─── SUPPLIED RECORDS

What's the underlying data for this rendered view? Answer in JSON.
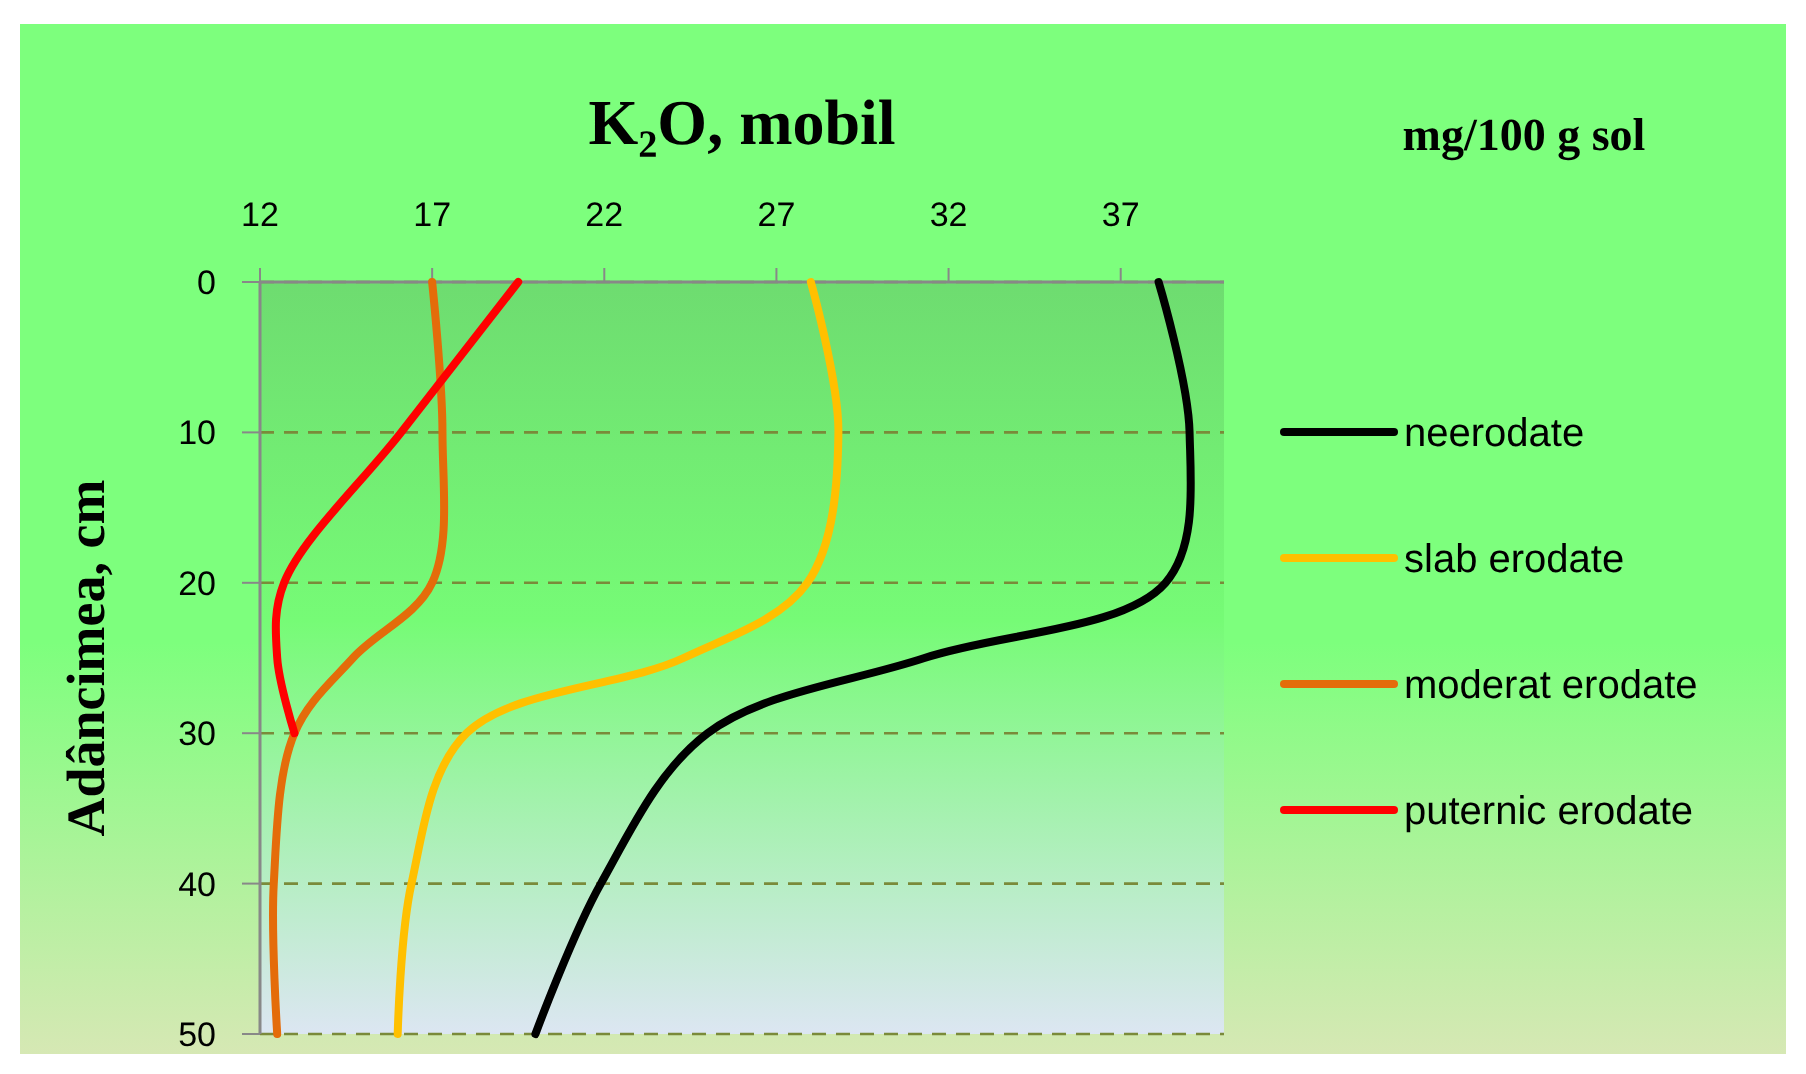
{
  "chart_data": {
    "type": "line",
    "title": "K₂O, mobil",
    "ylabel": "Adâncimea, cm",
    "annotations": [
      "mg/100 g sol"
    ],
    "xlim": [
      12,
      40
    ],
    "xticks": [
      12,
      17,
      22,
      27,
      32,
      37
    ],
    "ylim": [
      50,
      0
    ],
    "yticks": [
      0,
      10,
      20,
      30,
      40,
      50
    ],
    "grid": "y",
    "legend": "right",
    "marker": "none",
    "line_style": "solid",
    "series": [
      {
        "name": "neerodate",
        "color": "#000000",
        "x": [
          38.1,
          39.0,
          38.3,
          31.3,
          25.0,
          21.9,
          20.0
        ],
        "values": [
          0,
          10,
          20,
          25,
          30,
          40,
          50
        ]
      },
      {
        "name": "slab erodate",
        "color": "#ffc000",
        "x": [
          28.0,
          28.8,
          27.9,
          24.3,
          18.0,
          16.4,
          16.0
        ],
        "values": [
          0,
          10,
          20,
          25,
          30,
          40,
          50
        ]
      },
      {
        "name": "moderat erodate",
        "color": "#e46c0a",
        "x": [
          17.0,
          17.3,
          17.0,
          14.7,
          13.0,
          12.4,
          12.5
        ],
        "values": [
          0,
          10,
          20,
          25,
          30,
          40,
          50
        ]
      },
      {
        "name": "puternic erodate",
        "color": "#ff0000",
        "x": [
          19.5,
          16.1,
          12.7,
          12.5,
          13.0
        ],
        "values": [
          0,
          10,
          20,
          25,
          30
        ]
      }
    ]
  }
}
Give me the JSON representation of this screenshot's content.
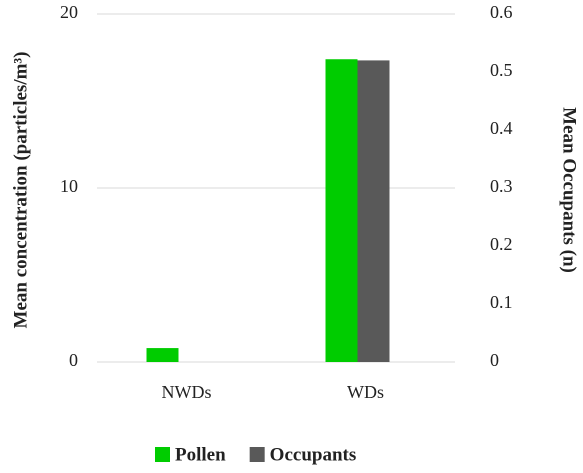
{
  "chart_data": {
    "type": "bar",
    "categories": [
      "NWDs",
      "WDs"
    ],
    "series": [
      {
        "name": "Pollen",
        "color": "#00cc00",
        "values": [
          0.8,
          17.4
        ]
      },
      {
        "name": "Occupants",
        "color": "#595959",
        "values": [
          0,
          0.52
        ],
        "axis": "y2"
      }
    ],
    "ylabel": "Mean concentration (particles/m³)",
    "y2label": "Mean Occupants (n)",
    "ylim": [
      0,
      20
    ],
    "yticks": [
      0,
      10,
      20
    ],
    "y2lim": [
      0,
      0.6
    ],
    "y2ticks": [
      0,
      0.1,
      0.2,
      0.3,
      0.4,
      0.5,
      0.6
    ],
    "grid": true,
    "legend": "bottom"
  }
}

──────
─── SUPPLIED RECORDS

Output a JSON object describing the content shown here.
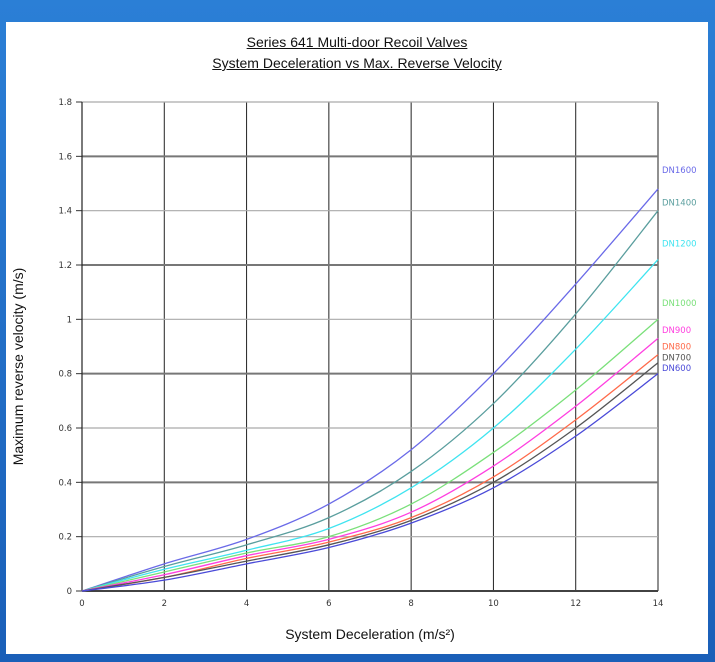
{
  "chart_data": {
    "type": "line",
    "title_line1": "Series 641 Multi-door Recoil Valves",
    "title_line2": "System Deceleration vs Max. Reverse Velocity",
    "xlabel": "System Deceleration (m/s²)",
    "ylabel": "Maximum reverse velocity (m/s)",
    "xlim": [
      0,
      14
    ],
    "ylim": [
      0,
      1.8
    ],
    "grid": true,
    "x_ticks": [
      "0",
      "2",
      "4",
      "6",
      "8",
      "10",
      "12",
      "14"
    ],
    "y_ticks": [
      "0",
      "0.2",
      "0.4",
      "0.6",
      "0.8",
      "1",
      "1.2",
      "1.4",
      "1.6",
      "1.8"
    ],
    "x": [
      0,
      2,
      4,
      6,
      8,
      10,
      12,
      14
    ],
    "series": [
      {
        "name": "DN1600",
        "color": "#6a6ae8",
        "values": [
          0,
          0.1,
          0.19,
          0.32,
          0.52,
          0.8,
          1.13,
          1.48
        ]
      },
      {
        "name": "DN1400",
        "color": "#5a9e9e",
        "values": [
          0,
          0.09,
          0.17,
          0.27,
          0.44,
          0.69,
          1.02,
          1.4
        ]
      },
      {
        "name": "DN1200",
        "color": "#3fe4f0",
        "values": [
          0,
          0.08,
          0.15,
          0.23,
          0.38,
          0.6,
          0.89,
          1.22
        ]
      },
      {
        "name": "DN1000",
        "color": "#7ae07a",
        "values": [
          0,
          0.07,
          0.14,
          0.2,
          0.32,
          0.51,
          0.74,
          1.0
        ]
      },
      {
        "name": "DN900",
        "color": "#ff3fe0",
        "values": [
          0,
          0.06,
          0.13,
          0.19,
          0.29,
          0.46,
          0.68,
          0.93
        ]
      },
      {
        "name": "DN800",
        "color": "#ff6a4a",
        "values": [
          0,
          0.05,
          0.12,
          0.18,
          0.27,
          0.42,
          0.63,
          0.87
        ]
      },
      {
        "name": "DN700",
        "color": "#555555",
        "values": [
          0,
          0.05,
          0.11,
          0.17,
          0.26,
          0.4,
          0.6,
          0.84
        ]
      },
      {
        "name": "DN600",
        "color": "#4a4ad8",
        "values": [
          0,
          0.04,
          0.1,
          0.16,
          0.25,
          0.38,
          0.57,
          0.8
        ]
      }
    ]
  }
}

──────

▸ TO DO:
Within the material above, find the lines that contain the word "Mean"; copy them.

▸ RESULT OF THE TASK:
    "ylabel": "Mean concentration (particles/m³)",
    "y2label": "Mean Occupants (n)",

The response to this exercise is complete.